▶ Required work
According to the excerpt on alloys, which two metals are mixed to make brass?

▶ Excerpted text
————————
An alloy is a mixture of a metal with other elements (metals or non-metals).

Metals can be mixed together to make alloys to improve the metal's properties to better suit a particular purpose.

An alloy mixture often has superior desired properties compared to the pure metal or metals,

 i.e. the alloy has its own unique properties and a more useful metal. 

Aluminium, copper, gold and iron not strong enough for many of their uses.

We need alloys of a specialised composition for particular applications.

An alloy is where a metal is mixed with other metals or non-metals, usually to make a stronger metal.

From several thousand years ago we had learned how to make bronze my mixing tin with copper.

A few % of tin in copper makes a harder metal, better than copper for making axes, knives and swords.

An archaeological period is called the bronze age bronze age (in Britain this was from 3500 to 2500 years ago),.

This was followed by the 'iron age' and later the 'Industrial Revolution' built in steel and powered by coal.

Brass is made by mixing copper with zinc to make a much tougher hard wearing alloy.

Zinc is too brittle and copper is too soft, but the mixture is much stronger, not too soft and not too brittle.

The are multiples alloys of steel make by adding carbon to iron.

You then add other metals like nickel, tungsten or chromium to make specialised steels.

This produces steel alloys with great tensile strength and impressive anti-corrosion properties.

Note that other non-transition metals have important uses e.g. aluminium, lead and tin.

Sometimes we need to lower the melting point of a metal for some specific task.

 Lead melts at 328oC and tin at 232oC. The alloy solder is a mixture of the two and melts ~180oC.

Solder is a good electrical conductor and ideal for 'soldering' together electrical wires.

BUT, you don't want to operate the soldering iron at too high temperature or you might damage the circuit board.

Aluminium has good anti-corrosion properties due to a protective oxide layer always present on its surface.

However, aluminium is too soft for many purposes and so is alloyed with copper,  magnesium, manganese or tin.

An aluminium plus copper alloy is called Duralumin and is much stronger than pure aluminium.
————————
▶ Data section
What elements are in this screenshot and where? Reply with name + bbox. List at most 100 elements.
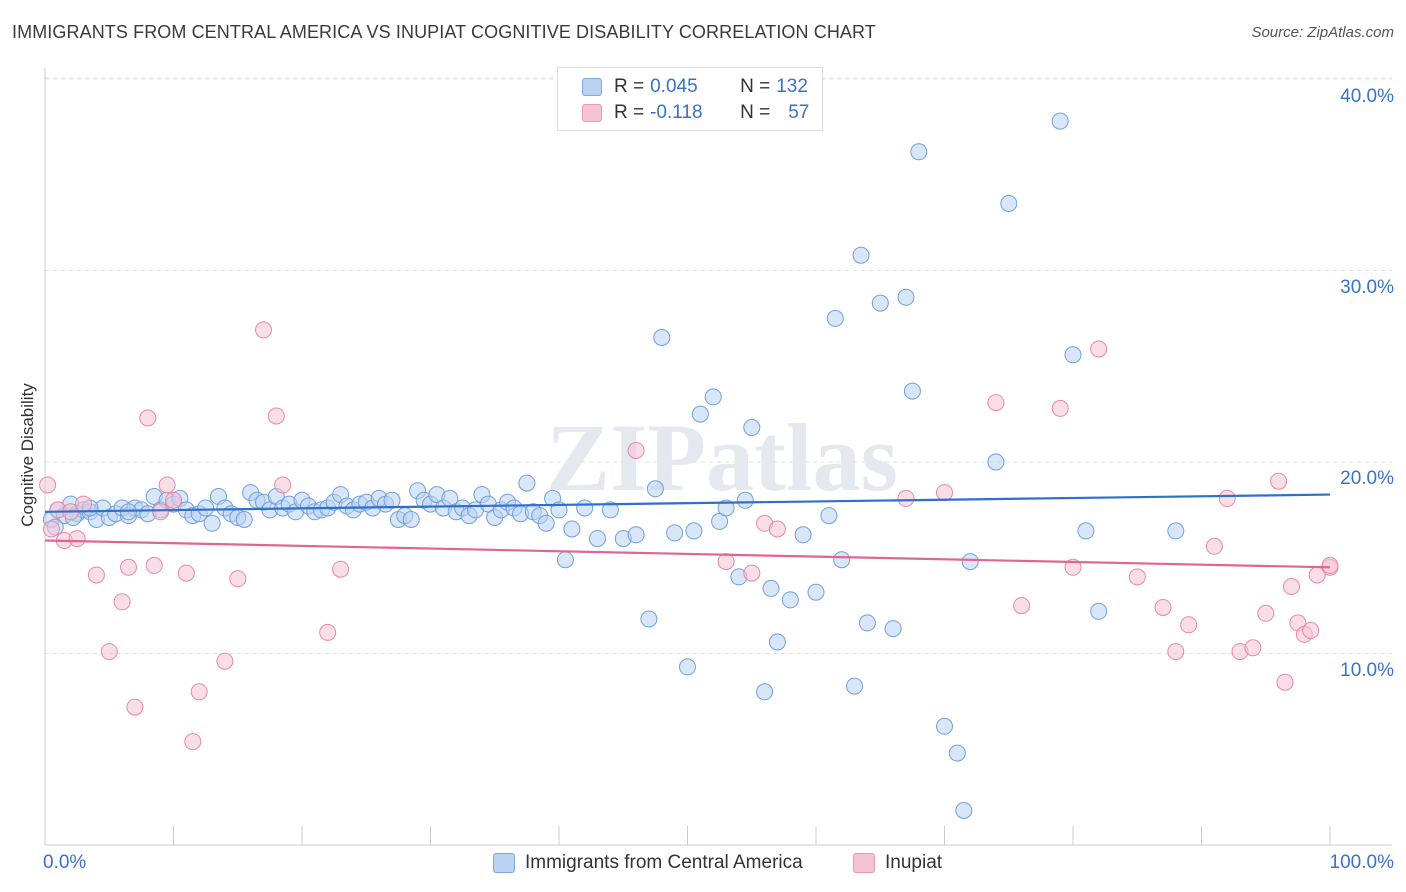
————————
▶ The solution
Copper and zinc.